## Work to do
Output each line exactly as it appears, skipping any embedded picture.

## Data to process

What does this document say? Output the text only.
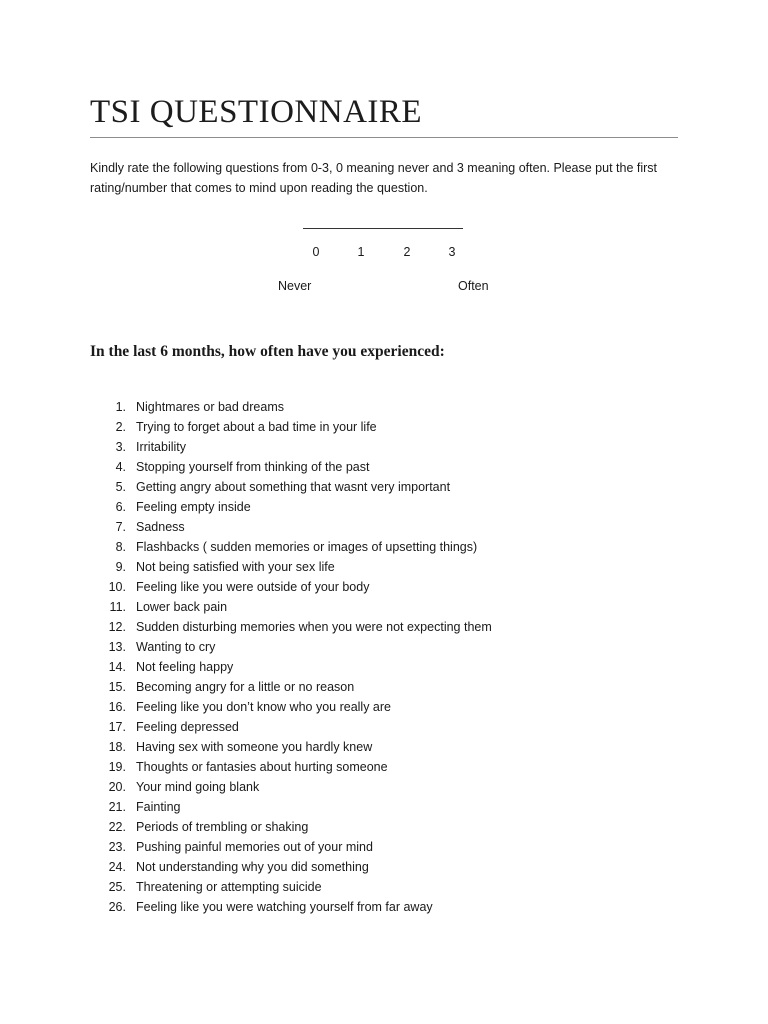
TSI QUESTIONNAIRE
Kindly rate the following questions from 0-3, 0 meaning never and 3 meaning often. Please put the first
rating/number that comes to mind upon reading the question.
0	1	2	3
Never	Often
In the last 6 months, how often have you experienced:
1. Nightmares or bad dreams
2. Trying to forget about a bad time in your life
3. Irritability
4. Stopping yourself from thinking of the past
5. Getting angry about something that wasnt very important
6. Feeling empty inside
7. Sadness
8. Flashbacks ( sudden memories or images of upsetting things)
9. Not being satisfied with your sex life
10. Feeling like you were outside of your body
11. Lower back pain
12. Sudden disturbing memories when you were not expecting them
13. Wanting to cry
14. Not feeling happy
15. Becoming angry for a little or no reason
16. Feeling like you don’t know who you really are
17. Feeling depressed
18. Having sex with someone you hardly knew
19. Thoughts or fantasies about hurting someone
20. Your mind going blank
21. Fainting
22. Periods of trembling or shaking
23. Pushing painful memories out of your mind
24. Not understanding why you did something
25. Threatening or attempting suicide
26. Feeling like you were watching yourself from far away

## The solution
What does this document say? Output the text only.
TSI QUESTIONNAIRE
Kindly rate the following questions from 0-3, 0 meaning never and 3 meaning often. Please put the first
rating/number that comes to mind upon reading the question.
0	1	2	3
Never	Often
In the last 6 months, how often have you experienced:
1. Nightmares or bad dreams
2. Trying to forget about a bad time in your life
3. Irritability
4. Stopping yourself from thinking of the past
5. Getting angry about something that wasnt very important
6. Feeling empty inside
7. Sadness
8. Flashbacks ( sudden memories or images of upsetting things)
9. Not being satisfied with your sex life
10. Feeling like you were outside of your body
11. Lower back pain
12. Sudden disturbing memories when you were not expecting them
13. Wanting to cry
14. Not feeling happy
15. Becoming angry for a little or no reason
16. Feeling like you don’t know who you really are
17. Feeling depressed
18. Having sex with someone you hardly knew
19. Thoughts or fantasies about hurting someone
20. Your mind going blank
21. Fainting
22. Periods of trembling or shaking
23. Pushing painful memories out of your mind
24. Not understanding why you did something
25. Threatening or attempting suicide
26. Feeling like you were watching yourself from far away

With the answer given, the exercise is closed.